Quote, verbatim, all material below, without pictures.
START DATASET EXTRACT
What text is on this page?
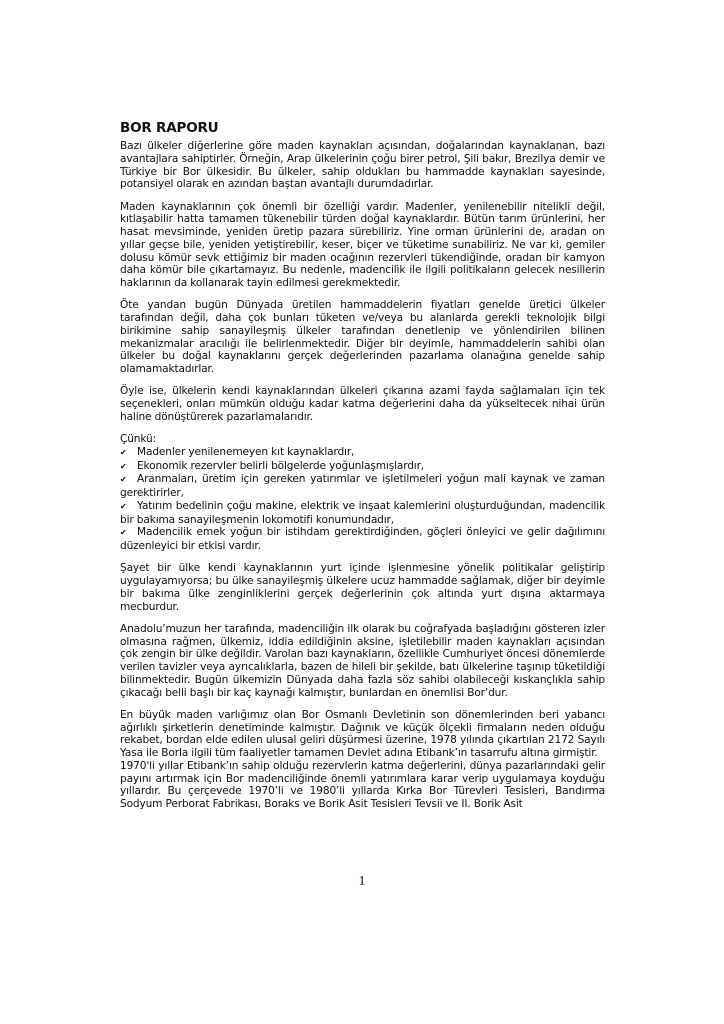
BOR RAPORU

Bazı ülkeler diğerlerine göre maden kaynakları açısından, doğalarından kaynaklanan, bazı avantajlara sahiptirler. Örneğin, Arap ülkelerinin çoğu birer petrol, Şili bakır, Brezilya demir ve Türkiye bir Bor ülkesidir. Bu ülkeler, sahip oldukları bu hammadde kaynakları sayesinde, potansiyel olarak en azından baştan avantajlı durumdadırlar.

Maden kaynaklarının çok önemli bir özelliği vardır. Madenler, yenilenebilir nitelikli değil, kıtlaşabilir hatta tamamen tükenebilir türden doğal kaynaklardır. Bütün tarım ürünlerini, her hasat mevsiminde, yeniden üretip pazara sürebiliriz. Yine orman ürünlerini de, aradan on yıllar geçse bile, yeniden yetiştirebilir, keser, biçer ve tüketime sunabiliriz. Ne var ki, gemiler dolusu kömür sevk ettiğimiz bir maden ocağının rezervleri tükendiğinde, oradan bir kamyon daha kömür bile çıkartamayız. Bu nedenle, madencilik ile ilgili politikaların gelecek nesillerin haklarının da kollanarak tayin edilmesi gerekmektedir.

Öte yandan bugün Dünyada üretilen hammaddelerin fiyatları genelde üretici ülkeler tarafından değil, daha çok bunları tüketen ve/veya bu alanlarda gerekli teknolojik bilgi birikimine sahip sanayileşmiş ülkeler tarafından denetlenip ve yönlendirilen bilinen mekanizmalar aracılığı ile belirlenmektedir. Diğer bir deyimle, hammaddelerin sahibi olan ülkeler bu doğal kaynaklarını gerçek değerlerinden pazarlama olanağına genelde sahip olamamaktadırlar.

Öyle ise, ülkelerin kendi kaynaklarından ülkeleri çıkarına azami fayda sağlamaları için tek seçenekleri, onları mümkün olduğu kadar katma değerlerini daha da yükseltecek nihai ürün haline dönüştürerek pazarlamalarıdır.

Çünkü:
✔ Madenler yenilenemeyen kıt kaynaklardır,
✔ Ekonomik rezervler belirli bölgelerde yoğunlaşmışlardır,
✔ Aranmaları, üretim için gereken yatırımlar ve işletilmeleri yoğun mali kaynak ve zaman gerektirirler,
✔ Yatırım bedelinin çoğu makine, elektrik ve inşaat kalemlerini oluşturduğundan, madencilik bir bakıma sanayileşmenin lokomotifi konumundadır,
✔ Madencilik emek yoğun bir istihdam gerektirdiğinden, göçleri önleyici ve gelir dağılımını düzenleyici bir etkisi vardır.

Şayet bir ülke kendi kaynaklarının yurt içinde işlenmesine yönelik politikalar geliştirip uygulayamıyorsa; bu ülke sanayileşmiş ülkelere ucuz hammadde sağlamak, diğer bir deyimle bir bakıma ülke zenginliklerini gerçek değerlerinin çok altında yurt dışına aktarmaya mecburdur.

Anadolu’muzun her tarafında, madenciliğin ilk olarak bu coğrafyada başladığını gösteren izler olmasına rağmen, ülkemiz, iddia edildiğinin aksine, işletilebilir maden kaynakları açısından çok zengin bir ülke değildir. Varolan bazı kaynakların, özellikle Cumhuriyet öncesi dönemlerde verilen tavizler veya ayrıcalıklarla, bazen de hileli bir şekilde, batı ülkelerine taşınıp tüketildiği bilinmektedir. Bugün ülkemizin Dünyada daha fazla söz sahibi olabileceği kıskançlıkla sahip çıkacağı belli başlı bir kaç kaynağı kalmıştır, bunlardan en önemlisi Bor’dur.

En büyük maden varlığımız olan Bor Osmanlı Devletinin son dönemlerinden beri yabancı ağırlıklı şirketlerin denetiminde kalmıştır. Dağınık ve küçük ölçekli firmaların neden olduğu rekabet, bordan elde edilen ulusal geliri düşürmesi üzerine, 1978 yılında çıkartılan 2172 Sayılı Yasa ile Borla ilgili tüm faaliyetler tamamen Devlet adına Etibank’ın tasarrufu altına girmiştir.

1970'li yıllar Etibank’ın sahip olduğu rezervlerin katma değerlerini, dünya pazarlarındaki gelir payını artırmak için Bor madenciliğinde önemli yatırımlara karar verip uygulamaya koyduğu yıllardır. Bu çerçevede 1970’li ve 1980’li yıllarda Kırka Bor Türevleri Tesisleri, Bandırma Sodyum Perborat Fabrikası, Boraks ve Borik Asit Tesisleri Tevsii ve II. Borik Asit

1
END DATASET EXTRACT
ANSWER BELOW –
What text is on this page?
BOR RAPORU

Bazı ülkeler diğerlerine göre maden kaynakları açısından, doğalarından kaynaklanan, bazı avantajlara sahiptirler. Örneğin, Arap ülkelerinin çoğu birer petrol, Şili bakır, Brezilya demir ve Türkiye bir Bor ülkesidir. Bu ülkeler, sahip oldukları bu hammadde kaynakları sayesinde, potansiyel olarak en azından baştan avantajlı durumdadırlar.

Maden kaynaklarının çok önemli bir özelliği vardır. Madenler, yenilenebilir nitelikli değil, kıtlaşabilir hatta tamamen tükenebilir türden doğal kaynaklardır. Bütün tarım ürünlerini, her hasat mevsiminde, yeniden üretip pazara sürebiliriz. Yine orman ürünlerini de, aradan on yıllar geçse bile, yeniden yetiştirebilir, keser, biçer ve tüketime sunabiliriz. Ne var ki, gemiler dolusu kömür sevk ettiğimiz bir maden ocağının rezervleri tükendiğinde, oradan bir kamyon daha kömür bile çıkartamayız. Bu nedenle, madencilik ile ilgili politikaların gelecek nesillerin haklarının da kollanarak tayin edilmesi gerekmektedir.

Öte yandan bugün Dünyada üretilen hammaddelerin fiyatları genelde üretici ülkeler tarafından değil, daha çok bunları tüketen ve/veya bu alanlarda gerekli teknolojik bilgi birikimine sahip sanayileşmiş ülkeler tarafından denetlenip ve yönlendirilen bilinen mekanizmalar aracılığı ile belirlenmektedir. Diğer bir deyimle, hammaddelerin sahibi olan ülkeler bu doğal kaynaklarını gerçek değerlerinden pazarlama olanağına genelde sahip olamamaktadırlar.

Öyle ise, ülkelerin kendi kaynaklarından ülkeleri çıkarına azami fayda sağlamaları için tek seçenekleri, onları mümkün olduğu kadar katma değerlerini daha da yükseltecek nihai ürün haline dönüştürerek pazarlamalarıdır.

Çünkü:
✔ Madenler yenilenemeyen kıt kaynaklardır,
✔ Ekonomik rezervler belirli bölgelerde yoğunlaşmışlardır,
✔ Aranmaları, üretim için gereken yatırımlar ve işletilmeleri yoğun mali kaynak ve zaman gerektirirler,
✔ Yatırım bedelinin çoğu makine, elektrik ve inşaat kalemlerini oluşturduğundan, madencilik bir bakıma sanayileşmenin lokomotifi konumundadır,
✔ Madencilik emek yoğun bir istihdam gerektirdiğinden, göçleri önleyici ve gelir dağılımını düzenleyici bir etkisi vardır.

Şayet bir ülke kendi kaynaklarının yurt içinde işlenmesine yönelik politikalar geliştirip uygulayamıyorsa; bu ülke sanayileşmiş ülkelere ucuz hammadde sağlamak, diğer bir deyimle bir bakıma ülke zenginliklerini gerçek değerlerinin çok altında yurt dışına aktarmaya mecburdur.

Anadolu’muzun her tarafında, madenciliğin ilk olarak bu coğrafyada başladığını gösteren izler olmasına rağmen, ülkemiz, iddia edildiğinin aksine, işletilebilir maden kaynakları açısından çok zengin bir ülke değildir. Varolan bazı kaynakların, özellikle Cumhuriyet öncesi dönemlerde verilen tavizler veya ayrıcalıklarla, bazen de hileli bir şekilde, batı ülkelerine taşınıp tüketildiği bilinmektedir. Bugün ülkemizin Dünyada daha fazla söz sahibi olabileceği kıskançlıkla sahip çıkacağı belli başlı bir kaç kaynağı kalmıştır, bunlardan en önemlisi Bor’dur.

En büyük maden varlığımız olan Bor Osmanlı Devletinin son dönemlerinden beri yabancı ağırlıklı şirketlerin denetiminde kalmıştır. Dağınık ve küçük ölçekli firmaların neden olduğu rekabet, bordan elde edilen ulusal geliri düşürmesi üzerine, 1978 yılında çıkartılan 2172 Sayılı Yasa ile Borla ilgili tüm faaliyetler tamamen Devlet adına Etibank’ın tasarrufu altına girmiştir.

1970'li yıllar Etibank’ın sahip olduğu rezervlerin katma değerlerini, dünya pazarlarındaki gelir payını artırmak için Bor madenciliğinde önemli yatırımlara karar verip uygulamaya koyduğu yıllardır. Bu çerçevede 1970’li ve 1980’li yıllarda Kırka Bor Türevleri Tesisleri, Bandırma Sodyum Perborat Fabrikası, Boraks ve Borik Asit Tesisleri Tevsii ve II. Borik Asit

1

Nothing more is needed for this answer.